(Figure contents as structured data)

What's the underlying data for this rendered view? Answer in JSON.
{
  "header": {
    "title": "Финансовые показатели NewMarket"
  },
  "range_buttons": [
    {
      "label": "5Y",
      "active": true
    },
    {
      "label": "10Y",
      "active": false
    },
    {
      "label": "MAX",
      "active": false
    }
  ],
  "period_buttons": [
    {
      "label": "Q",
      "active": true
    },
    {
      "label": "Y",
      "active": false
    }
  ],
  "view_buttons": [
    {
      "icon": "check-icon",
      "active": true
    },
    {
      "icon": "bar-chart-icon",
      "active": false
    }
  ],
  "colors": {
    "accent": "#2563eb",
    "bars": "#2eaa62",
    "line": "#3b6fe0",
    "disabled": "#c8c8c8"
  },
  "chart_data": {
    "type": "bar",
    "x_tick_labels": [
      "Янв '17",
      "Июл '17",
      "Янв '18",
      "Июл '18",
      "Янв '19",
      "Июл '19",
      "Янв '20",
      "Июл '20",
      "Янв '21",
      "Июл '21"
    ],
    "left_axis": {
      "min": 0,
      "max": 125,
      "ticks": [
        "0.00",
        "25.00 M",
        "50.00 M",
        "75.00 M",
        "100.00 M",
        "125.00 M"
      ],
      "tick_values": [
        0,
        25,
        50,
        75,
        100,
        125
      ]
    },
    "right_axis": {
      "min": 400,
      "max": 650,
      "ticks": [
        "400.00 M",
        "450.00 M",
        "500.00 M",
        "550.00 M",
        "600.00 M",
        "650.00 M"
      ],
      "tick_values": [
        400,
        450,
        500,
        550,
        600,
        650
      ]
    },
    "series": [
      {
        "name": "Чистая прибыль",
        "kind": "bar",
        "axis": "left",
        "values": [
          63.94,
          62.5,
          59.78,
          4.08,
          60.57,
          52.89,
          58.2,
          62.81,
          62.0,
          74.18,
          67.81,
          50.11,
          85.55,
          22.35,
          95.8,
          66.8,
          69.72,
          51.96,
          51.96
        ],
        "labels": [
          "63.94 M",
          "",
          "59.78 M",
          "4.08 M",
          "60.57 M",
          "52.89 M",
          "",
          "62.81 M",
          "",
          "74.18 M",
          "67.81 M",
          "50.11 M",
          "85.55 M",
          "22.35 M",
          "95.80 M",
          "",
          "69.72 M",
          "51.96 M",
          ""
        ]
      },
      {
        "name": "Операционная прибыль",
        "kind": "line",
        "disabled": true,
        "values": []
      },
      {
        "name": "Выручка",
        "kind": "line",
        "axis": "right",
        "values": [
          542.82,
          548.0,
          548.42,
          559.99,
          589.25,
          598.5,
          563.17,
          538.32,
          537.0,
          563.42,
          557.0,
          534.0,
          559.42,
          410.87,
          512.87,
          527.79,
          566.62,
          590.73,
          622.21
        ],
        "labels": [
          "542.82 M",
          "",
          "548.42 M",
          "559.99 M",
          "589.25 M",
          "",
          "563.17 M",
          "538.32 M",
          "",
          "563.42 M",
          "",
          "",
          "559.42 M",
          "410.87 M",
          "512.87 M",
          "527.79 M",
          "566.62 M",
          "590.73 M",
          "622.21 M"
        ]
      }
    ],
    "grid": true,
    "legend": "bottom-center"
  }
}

YOUR OBJECTIVE
Take the entries above and copy them out exactly.

COMPLETED EXERCISE
What's the underlying data for this rendered view? Answer in JSON.
{
  "header": {
    "title": "Финансовые показатели NewMarket"
  },
  "range_buttons": [
    {
      "label": "5Y",
      "active": true
    },
    {
      "label": "10Y",
      "active": false
    },
    {
      "label": "MAX",
      "active": false
    }
  ],
  "period_buttons": [
    {
      "label": "Q",
      "active": true
    },
    {
      "label": "Y",
      "active": false
    }
  ],
  "view_buttons": [
    {
      "icon": "check-icon",
      "active": true
    },
    {
      "icon": "bar-chart-icon",
      "active": false
    }
  ],
  "colors": {
    "accent": "#2563eb",
    "bars": "#2eaa62",
    "line": "#3b6fe0",
    "disabled": "#c8c8c8"
  },
  "chart_data": {
    "type": "bar",
    "x_tick_labels": [
      "Янв '17",
      "Июл '17",
      "Янв '18",
      "Июл '18",
      "Янв '19",
      "Июл '19",
      "Янв '20",
      "Июл '20",
      "Янв '21",
      "Июл '21"
    ],
    "left_axis": {
      "min": 0,
      "max": 125,
      "ticks": [
        "0.00",
        "25.00 M",
        "50.00 M",
        "75.00 M",
        "100.00 M",
        "125.00 M"
      ],
      "tick_values": [
        0,
        25,
        50,
        75,
        100,
        125
      ]
    },
    "right_axis": {
      "min": 400,
      "max": 650,
      "ticks": [
        "400.00 M",
        "450.00 M",
        "500.00 M",
        "550.00 M",
        "600.00 M",
        "650.00 M"
      ],
      "tick_values": [
        400,
        450,
        500,
        550,
        600,
        650
      ]
    },
    "series": [
      {
        "name": "Чистая прибыль",
        "kind": "bar",
        "axis": "left",
        "values": [
          63.94,
          62.5,
          59.78,
          4.08,
          60.57,
          52.89,
          58.2,
          62.81,
          62.0,
          74.18,
          67.81,
          50.11,
          85.55,
          22.35,
          95.8,
          66.8,
          69.72,
          51.96,
          51.96
        ],
        "labels": [
          "63.94 M",
          "",
          "59.78 M",
          "4.08 M",
          "60.57 M",
          "52.89 M",
          "",
          "62.81 M",
          "",
          "74.18 M",
          "67.81 M",
          "50.11 M",
          "85.55 M",
          "22.35 M",
          "95.80 M",
          "",
          "69.72 M",
          "51.96 M",
          ""
        ]
      },
      {
        "name": "Операционная прибыль",
        "kind": "line",
        "disabled": true,
        "values": []
      },
      {
        "name": "Выручка",
        "kind": "line",
        "axis": "right",
        "values": [
          542.82,
          548.0,
          548.42,
          559.99,
          589.25,
          598.5,
          563.17,
          538.32,
          537.0,
          563.42,
          557.0,
          534.0,
          559.42,
          410.87,
          512.87,
          527.79,
          566.62,
          590.73,
          622.21
        ],
        "labels": [
          "542.82 M",
          "",
          "548.42 M",
          "559.99 M",
          "589.25 M",
          "",
          "563.17 M",
          "538.32 M",
          "",
          "563.42 M",
          "",
          "",
          "559.42 M",
          "410.87 M",
          "512.87 M",
          "527.79 M",
          "566.62 M",
          "590.73 M",
          "622.21 M"
        ]
      }
    ],
    "grid": true,
    "legend": "bottom-center"
  }
}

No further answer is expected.